— The task —
Collect all lines from the listing that include the string "Area".

━━ Records provided

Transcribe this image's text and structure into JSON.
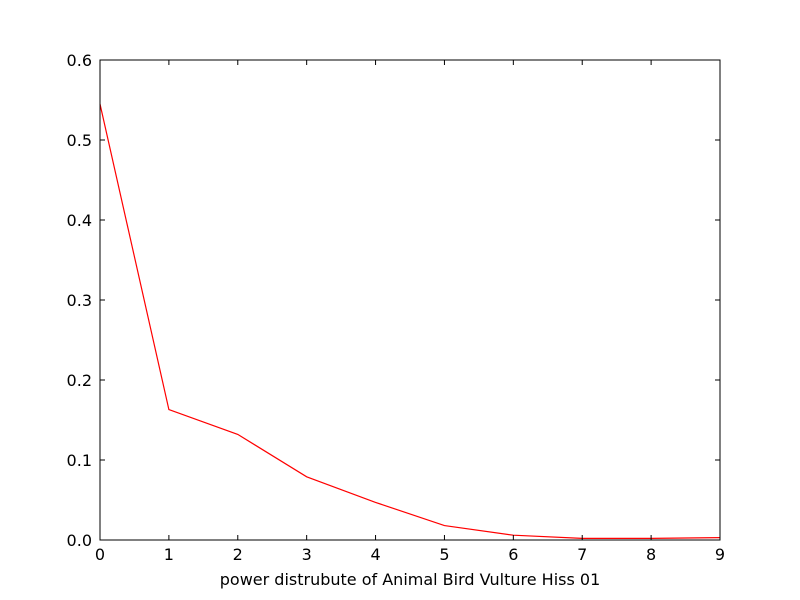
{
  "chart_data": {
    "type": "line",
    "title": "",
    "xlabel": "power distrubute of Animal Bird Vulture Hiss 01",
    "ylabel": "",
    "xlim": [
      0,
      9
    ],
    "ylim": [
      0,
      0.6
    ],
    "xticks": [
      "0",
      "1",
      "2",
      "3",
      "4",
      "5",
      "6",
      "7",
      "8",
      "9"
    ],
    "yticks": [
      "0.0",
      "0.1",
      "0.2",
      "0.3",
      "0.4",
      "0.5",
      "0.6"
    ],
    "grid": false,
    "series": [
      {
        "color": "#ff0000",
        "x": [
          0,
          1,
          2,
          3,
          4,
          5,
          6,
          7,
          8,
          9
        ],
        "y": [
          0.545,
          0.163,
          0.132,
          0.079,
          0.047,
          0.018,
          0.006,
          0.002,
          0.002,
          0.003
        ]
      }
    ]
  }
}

━━━━
━━ Records provided

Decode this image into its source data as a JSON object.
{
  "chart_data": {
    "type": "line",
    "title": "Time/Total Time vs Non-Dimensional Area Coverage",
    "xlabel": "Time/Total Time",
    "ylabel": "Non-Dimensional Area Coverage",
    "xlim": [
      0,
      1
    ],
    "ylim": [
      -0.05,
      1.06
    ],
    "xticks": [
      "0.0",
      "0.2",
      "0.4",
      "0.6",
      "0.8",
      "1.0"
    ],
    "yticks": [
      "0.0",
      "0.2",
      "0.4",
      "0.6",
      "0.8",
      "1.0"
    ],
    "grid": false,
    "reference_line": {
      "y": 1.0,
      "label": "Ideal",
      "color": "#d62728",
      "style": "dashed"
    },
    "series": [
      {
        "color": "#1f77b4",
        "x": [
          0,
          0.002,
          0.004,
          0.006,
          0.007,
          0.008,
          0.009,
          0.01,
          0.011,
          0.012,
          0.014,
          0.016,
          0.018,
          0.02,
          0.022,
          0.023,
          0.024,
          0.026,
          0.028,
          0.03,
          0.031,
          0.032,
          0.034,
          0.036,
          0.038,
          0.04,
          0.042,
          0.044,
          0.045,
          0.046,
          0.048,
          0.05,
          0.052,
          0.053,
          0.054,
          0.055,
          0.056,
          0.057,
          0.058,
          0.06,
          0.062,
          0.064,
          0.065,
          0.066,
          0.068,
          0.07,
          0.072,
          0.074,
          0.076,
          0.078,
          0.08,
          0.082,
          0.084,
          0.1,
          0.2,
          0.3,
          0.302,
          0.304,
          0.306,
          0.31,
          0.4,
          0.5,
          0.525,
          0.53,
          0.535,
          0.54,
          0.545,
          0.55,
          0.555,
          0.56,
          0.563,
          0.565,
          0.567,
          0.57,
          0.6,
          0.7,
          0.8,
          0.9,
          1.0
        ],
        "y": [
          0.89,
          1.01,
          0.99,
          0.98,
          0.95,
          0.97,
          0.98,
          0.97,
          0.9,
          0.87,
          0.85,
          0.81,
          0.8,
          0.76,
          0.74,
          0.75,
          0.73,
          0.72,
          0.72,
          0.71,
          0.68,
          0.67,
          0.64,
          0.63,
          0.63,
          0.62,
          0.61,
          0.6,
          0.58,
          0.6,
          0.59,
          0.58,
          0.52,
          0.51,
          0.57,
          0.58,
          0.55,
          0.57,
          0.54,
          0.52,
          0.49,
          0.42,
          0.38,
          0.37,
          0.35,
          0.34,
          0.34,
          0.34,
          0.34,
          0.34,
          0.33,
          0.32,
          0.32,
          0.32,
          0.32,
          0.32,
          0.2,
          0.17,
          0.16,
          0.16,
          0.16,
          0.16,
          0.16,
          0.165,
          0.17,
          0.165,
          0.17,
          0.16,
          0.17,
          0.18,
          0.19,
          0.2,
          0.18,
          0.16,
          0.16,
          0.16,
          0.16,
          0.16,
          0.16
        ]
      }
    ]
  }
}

━━━━

— Completed task —
    "title": "Time/Total Time vs Non-Dimensional Area Coverage",
    "ylabel": "Non-Dimensional Area Coverage",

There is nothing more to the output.